Determine how many lines hold "center" and give only that number.

==== ENTRIES PROVIDED ====

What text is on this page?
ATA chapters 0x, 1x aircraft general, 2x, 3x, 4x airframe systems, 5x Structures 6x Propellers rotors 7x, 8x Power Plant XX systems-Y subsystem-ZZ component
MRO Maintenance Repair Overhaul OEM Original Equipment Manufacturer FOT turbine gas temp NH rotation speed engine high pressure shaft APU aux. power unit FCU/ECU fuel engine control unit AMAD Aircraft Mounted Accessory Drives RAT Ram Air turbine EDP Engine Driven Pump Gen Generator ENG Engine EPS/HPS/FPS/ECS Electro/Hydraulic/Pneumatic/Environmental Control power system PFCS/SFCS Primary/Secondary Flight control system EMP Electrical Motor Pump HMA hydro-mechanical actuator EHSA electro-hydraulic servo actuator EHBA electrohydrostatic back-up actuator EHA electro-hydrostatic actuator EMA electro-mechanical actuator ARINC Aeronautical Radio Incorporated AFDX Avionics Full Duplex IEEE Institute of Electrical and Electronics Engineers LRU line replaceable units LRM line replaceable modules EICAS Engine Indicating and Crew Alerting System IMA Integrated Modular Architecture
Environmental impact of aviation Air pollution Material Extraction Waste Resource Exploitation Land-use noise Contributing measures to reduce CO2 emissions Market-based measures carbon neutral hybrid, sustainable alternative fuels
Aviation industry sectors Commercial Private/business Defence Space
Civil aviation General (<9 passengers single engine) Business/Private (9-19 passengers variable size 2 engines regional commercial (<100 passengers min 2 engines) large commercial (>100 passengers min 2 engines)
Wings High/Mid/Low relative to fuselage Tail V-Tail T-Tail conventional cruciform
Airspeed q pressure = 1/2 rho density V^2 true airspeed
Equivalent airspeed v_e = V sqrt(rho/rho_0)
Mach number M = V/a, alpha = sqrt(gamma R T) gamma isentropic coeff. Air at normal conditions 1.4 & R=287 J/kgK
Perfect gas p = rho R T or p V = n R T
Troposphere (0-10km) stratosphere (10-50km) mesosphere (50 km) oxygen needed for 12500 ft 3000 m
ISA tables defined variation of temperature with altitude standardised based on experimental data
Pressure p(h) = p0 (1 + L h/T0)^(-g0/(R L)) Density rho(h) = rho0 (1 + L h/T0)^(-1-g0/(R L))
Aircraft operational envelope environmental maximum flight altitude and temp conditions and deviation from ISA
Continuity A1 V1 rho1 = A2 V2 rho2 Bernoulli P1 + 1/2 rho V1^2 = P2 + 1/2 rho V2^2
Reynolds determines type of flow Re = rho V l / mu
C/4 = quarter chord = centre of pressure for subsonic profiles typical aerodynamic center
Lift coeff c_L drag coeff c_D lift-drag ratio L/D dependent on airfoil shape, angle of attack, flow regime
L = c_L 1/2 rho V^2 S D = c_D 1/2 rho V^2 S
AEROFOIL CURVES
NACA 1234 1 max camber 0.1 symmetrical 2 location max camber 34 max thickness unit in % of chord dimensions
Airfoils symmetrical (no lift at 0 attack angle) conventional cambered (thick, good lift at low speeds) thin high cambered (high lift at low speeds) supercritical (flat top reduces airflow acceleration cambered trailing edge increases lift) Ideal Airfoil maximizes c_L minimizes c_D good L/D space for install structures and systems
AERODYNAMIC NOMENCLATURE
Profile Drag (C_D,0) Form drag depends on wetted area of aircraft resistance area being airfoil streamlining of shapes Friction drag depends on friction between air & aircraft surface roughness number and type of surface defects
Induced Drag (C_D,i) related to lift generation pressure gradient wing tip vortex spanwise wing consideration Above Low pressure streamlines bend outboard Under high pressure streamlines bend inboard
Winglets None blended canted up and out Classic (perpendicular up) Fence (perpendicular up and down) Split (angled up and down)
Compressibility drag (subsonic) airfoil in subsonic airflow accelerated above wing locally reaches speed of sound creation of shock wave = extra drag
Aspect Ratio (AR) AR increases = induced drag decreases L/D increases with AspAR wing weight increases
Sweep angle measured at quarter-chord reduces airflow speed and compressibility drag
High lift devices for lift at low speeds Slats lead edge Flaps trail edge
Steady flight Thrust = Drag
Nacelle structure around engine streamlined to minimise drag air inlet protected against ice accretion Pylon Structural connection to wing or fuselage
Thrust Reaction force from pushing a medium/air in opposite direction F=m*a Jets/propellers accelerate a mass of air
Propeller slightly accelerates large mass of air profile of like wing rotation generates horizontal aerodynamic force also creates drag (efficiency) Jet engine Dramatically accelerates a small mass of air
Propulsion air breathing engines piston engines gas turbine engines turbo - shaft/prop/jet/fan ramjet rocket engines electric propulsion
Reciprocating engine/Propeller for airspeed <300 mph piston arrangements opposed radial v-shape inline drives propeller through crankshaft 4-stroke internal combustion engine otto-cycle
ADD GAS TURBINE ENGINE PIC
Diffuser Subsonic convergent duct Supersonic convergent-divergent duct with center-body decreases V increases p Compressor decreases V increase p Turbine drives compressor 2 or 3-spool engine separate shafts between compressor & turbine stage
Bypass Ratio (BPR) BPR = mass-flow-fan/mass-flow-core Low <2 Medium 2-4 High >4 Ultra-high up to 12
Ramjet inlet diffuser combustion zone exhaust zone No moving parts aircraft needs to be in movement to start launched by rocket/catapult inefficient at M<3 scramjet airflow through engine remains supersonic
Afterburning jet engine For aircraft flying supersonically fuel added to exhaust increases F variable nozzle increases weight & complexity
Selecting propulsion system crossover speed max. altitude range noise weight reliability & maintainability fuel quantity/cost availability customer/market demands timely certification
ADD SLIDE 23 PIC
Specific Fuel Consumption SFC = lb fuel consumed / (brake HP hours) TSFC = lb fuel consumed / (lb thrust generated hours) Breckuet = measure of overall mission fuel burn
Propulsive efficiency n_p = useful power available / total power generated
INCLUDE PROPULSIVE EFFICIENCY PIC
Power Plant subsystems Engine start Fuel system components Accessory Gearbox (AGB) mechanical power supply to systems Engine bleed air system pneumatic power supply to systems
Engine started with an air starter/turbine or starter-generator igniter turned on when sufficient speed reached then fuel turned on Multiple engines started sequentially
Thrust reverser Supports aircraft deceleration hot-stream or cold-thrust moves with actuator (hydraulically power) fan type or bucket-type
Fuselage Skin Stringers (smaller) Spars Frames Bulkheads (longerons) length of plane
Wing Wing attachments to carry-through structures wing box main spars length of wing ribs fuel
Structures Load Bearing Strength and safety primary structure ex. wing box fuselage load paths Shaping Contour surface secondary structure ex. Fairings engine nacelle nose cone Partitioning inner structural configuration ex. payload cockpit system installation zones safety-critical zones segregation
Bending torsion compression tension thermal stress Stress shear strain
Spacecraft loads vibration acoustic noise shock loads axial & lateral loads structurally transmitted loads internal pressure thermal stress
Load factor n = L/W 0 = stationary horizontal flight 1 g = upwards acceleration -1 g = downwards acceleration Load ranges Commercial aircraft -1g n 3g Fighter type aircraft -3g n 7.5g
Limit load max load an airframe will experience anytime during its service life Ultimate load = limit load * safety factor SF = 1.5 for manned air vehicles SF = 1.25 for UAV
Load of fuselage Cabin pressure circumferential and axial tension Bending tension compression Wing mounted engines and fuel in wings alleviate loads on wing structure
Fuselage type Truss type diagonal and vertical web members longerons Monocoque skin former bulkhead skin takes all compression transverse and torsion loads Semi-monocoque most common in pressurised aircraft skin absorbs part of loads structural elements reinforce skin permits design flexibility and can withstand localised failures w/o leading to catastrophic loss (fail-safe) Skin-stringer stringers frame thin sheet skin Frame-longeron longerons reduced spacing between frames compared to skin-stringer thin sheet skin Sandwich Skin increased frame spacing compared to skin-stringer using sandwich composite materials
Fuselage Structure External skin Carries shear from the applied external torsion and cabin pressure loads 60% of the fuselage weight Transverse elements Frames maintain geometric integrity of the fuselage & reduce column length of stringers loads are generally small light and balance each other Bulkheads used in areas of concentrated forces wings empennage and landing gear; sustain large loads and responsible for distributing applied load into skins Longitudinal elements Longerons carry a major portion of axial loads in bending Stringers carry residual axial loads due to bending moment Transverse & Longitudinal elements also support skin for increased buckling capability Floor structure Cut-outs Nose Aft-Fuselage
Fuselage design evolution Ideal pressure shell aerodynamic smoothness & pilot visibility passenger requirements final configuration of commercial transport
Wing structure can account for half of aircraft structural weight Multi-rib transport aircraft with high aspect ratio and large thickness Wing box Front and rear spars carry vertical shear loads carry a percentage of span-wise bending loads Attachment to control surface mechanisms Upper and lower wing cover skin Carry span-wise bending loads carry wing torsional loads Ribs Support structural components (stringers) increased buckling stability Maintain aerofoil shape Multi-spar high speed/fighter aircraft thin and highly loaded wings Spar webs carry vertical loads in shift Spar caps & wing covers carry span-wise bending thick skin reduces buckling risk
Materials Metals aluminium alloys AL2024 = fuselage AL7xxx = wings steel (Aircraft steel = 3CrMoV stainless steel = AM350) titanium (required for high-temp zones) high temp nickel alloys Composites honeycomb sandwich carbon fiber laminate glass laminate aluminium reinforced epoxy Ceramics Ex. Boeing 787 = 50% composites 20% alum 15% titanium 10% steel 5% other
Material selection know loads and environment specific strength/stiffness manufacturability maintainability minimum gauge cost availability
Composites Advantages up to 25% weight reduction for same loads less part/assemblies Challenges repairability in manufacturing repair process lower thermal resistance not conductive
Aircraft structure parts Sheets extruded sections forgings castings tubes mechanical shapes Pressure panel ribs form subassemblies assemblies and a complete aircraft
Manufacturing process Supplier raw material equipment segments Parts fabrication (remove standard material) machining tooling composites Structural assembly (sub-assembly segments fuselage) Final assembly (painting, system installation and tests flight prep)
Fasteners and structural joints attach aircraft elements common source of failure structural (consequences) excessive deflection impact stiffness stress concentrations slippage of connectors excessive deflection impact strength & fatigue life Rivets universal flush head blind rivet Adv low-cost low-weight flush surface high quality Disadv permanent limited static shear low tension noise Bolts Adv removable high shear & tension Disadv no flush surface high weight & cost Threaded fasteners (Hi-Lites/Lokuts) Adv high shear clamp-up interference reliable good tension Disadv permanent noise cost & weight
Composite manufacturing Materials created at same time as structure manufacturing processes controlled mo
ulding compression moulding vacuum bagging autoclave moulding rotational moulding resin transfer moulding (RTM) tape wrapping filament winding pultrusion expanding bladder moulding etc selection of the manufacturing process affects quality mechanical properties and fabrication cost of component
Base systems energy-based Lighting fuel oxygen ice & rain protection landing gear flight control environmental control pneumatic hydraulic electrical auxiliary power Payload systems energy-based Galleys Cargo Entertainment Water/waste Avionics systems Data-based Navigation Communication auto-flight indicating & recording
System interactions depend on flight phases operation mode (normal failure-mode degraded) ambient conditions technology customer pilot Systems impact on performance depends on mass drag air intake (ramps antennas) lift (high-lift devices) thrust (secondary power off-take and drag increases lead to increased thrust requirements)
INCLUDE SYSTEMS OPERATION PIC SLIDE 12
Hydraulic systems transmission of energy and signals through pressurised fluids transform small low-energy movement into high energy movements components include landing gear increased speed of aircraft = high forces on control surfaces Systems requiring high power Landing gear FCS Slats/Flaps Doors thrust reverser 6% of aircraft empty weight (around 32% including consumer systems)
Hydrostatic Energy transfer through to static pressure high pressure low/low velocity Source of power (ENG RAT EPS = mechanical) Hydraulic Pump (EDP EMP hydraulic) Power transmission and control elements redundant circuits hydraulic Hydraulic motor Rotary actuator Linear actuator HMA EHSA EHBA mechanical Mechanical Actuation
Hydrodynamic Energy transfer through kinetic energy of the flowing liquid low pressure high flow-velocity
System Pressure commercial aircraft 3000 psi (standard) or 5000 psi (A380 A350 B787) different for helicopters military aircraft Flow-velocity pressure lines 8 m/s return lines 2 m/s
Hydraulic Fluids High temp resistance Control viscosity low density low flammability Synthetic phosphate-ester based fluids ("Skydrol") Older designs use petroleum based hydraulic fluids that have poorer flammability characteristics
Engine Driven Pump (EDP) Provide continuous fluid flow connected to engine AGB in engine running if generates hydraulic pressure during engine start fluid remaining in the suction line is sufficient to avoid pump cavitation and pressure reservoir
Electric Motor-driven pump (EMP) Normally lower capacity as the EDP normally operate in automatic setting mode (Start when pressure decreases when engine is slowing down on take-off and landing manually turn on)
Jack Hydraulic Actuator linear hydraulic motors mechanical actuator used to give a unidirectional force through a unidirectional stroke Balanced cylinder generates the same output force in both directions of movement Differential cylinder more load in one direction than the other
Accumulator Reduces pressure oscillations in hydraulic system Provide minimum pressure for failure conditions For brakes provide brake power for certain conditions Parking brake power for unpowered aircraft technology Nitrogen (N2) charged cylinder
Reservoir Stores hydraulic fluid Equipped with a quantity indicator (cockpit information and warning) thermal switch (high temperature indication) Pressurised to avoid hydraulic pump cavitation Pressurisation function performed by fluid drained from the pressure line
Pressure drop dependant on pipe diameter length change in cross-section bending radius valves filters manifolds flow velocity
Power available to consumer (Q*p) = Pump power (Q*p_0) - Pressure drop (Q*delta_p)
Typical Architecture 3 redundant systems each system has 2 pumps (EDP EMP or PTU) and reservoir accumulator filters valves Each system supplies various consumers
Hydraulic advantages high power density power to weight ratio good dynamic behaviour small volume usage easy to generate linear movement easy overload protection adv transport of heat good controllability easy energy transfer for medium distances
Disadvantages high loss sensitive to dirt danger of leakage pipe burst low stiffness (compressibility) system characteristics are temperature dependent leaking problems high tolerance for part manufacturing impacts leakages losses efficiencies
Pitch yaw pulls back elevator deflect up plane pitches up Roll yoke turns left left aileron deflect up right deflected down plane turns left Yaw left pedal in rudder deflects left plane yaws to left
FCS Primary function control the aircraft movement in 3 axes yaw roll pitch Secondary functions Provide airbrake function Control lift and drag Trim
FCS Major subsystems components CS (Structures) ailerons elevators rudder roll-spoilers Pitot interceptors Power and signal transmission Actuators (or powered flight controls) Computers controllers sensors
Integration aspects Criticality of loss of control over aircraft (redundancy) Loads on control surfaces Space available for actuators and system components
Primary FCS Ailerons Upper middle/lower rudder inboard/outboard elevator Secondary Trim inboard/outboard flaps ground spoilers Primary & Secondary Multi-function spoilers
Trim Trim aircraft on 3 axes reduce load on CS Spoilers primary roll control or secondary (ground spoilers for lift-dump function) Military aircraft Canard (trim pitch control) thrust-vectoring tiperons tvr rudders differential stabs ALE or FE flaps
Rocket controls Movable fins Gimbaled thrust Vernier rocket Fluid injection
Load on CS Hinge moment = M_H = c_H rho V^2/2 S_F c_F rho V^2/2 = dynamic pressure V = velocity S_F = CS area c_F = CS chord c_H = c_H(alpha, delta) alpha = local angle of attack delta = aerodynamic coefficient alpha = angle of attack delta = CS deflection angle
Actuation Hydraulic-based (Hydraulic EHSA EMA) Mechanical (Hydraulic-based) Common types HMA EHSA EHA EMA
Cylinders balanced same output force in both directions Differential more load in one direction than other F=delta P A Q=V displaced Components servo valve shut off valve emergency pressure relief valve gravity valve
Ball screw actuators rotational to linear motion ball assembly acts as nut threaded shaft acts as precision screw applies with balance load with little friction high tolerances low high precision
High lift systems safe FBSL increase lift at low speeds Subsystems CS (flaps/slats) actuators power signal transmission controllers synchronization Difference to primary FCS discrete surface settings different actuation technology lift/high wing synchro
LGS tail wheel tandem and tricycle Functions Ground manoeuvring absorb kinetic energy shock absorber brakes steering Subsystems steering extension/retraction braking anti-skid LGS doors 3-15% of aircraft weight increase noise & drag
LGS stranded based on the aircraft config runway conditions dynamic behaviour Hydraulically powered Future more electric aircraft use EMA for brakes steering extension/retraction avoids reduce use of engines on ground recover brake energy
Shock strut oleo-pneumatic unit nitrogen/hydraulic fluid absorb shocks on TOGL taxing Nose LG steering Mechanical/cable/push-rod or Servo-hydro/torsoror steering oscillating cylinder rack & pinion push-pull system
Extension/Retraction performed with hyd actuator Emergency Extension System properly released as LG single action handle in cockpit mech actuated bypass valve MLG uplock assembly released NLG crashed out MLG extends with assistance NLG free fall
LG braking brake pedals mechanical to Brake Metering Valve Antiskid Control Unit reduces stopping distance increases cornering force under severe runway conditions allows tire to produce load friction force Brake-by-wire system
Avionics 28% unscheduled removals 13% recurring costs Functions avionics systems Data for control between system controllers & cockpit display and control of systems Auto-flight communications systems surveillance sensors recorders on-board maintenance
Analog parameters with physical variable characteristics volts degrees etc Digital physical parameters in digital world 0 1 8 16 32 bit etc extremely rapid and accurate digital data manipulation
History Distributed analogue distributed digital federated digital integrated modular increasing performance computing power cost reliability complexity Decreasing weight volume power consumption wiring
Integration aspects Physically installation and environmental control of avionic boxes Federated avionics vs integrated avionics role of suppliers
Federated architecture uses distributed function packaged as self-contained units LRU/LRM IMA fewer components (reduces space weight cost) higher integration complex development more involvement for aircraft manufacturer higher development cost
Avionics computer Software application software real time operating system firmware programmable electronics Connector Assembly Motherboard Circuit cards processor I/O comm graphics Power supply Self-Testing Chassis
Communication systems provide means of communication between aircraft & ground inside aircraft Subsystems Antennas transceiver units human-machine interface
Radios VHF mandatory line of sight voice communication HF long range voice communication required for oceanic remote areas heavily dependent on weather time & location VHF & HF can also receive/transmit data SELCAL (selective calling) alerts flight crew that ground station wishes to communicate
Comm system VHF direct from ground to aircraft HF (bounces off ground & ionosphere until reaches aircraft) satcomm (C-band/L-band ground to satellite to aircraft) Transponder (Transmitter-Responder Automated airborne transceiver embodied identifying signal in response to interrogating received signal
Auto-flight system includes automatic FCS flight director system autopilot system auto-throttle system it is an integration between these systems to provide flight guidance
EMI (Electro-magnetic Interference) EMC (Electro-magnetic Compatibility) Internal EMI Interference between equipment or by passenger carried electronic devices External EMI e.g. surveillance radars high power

====

▶ [ANSWER IN FULL]: 2